Père Carrón, la lettre a pour but de « favoriser une participation fructueuse et ordonnée des nouvelles associations à la communion et à la mission de l’Église ». Quelle intention et quel geste avez-vous perçus dans ce document ?
Un geste de paternité de la part de l’Église à l’égard des dons que l’Esprit suscite en elle pour la rajeunir, en montrant leur articulation par rapport aux dons hiérarchiques. Ce n’est que si l’on comprend la nature de cette relation que les dons charismatiques pourront servir à accroître la communion et la mission de l’Église.

L’un des points clés du texte est le rapport entre le charisme et le service à l’Église. Qu’est-ce que l’expérience de CL enseigne à ce sujet ?
Tout d’abord, don Giussani nous a toujours éduqués, non seulement par les mots, mais surtout par les gestes, à nous mettre au service de l’Église, à travers sa façon de prendre au sérieux toutes les demandes que le Pape ou les évêques lui adressaient, en vivant l’obéissance comme vertu suprême, à l’image du Christ. Puis, par son invitation permanente à la mission, il nous éduquait au service de l’Église. Il percevait la totalité du mouvement comme partie de la mission de l’Église universelle. Dès le début, il nous a proposé de vivre les dimensions du monde en ayant cette ouverture sans limites que nous voyons en la personne du pape François. Pensez que les premiers jeunes du mouvement qui sont allés au Brésil, en janvier 1962, l’ont fait précisément pour communiquer ce Christ qui avait changé leur vie.

○ ○ ○ ○

_Liste des tâches_
**1)** Indiquez si chacune des affirmations suivantes concorde avec l'entretien sur les mouvements et l'Église, en répondant par oui ou par non et en citant les mots décisifs. (a) La lettre y est décrite comme un geste de paternité de l'Église. (b) Don Giussani éduquait uniquement par les mots. (c) Les premiers jeunes du mouvement sont partis au Brésil en 1972.
**2)** Relevez toutes les personnes que l'entretien sur les mouvements et l'Église désigne par un titre suivi de leur nom, comme « père », « don » ou « pape ».
**3)** Reprenez l'entretien sur les mouvements et l'Église à la suite de sa dernière phrase.

_Extraits de données_
○ ○ ○ ○

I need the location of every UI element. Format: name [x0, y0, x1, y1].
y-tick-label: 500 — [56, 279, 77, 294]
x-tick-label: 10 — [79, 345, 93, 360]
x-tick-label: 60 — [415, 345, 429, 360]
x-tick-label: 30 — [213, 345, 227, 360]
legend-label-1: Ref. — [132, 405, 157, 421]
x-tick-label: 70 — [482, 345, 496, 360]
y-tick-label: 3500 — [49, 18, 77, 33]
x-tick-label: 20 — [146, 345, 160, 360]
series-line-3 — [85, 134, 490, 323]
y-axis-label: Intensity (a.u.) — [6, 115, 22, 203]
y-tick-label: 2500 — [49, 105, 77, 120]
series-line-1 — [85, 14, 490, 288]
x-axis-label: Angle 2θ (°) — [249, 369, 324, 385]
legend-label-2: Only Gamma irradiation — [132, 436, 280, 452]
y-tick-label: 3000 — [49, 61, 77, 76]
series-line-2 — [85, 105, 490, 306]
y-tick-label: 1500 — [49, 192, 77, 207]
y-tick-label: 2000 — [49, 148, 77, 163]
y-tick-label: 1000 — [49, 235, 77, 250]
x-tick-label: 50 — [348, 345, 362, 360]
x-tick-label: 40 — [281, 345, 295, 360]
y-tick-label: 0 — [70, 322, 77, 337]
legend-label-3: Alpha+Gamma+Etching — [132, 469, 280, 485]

○ ○ ○ ○

_Solutions_
**1)**
(a) Oui : « Un geste de paternité de la part de l’Église à l’égard des dons que l’Esprit suscite en elle ».
(b) Non : « non seulement par les mots, mais surtout par les gestes ».
(c) Non : « en janvier 1962 ».

**2)**
- Père Carrón
- Don Giussani
- Pape François

**3)**
À quelles fins le charisme d’une réalité ecclésiale est-il donné ? Que faut-il voir dans la grande variété des charismes ?
Leur but est « la finalité apostolique de l’Église ». Pour saint Paul : « À chacun la manifestation de l’Esprit est donnée pour l’utilité [commune] », aussi bien pour la personne qui le reçoit que pour l’Église dans sa totalité. « Que tout se fasse pour l’édification ». Leur multiplicité évoque la bienveillance de Dieu qui, faisant preuve d’imagination, donne à son Église cette variété de charismes afin de toucher chacun selon sa sensibilité, son histoire ou sa culture, sous une forme attrayante et persuasive.

Prenons comme exemple une réalité concrète telle que celle d’une paroisse : de quelle façon un mouvement doit-il se présenter au sein du tissu communautaire ?
Les paroisses et les mouvements sont appelés à œuvrer ensemble, suivant leurs devoirs, en faveur de la seule mission de l’Église. Les mouvements peuvent atteindre les personnes dans leur environnement professionnel, récréatif, éducatif, entre autres, en vue de participer ensuite à la vie de la communauté chrétienne rassemblée au sein de la paroisse. Comme c’est le cas partout, les membres des mouvements collaborent depuis longtemps dans les domaines de la catéchèse, de l’action caritative et de la liturgie à l’intérieur de la communauté paroissiale.

Au fil des années, qu’a découvert Communion et Libération de sa propre mission, au long de son chemin au sein de l’Église ?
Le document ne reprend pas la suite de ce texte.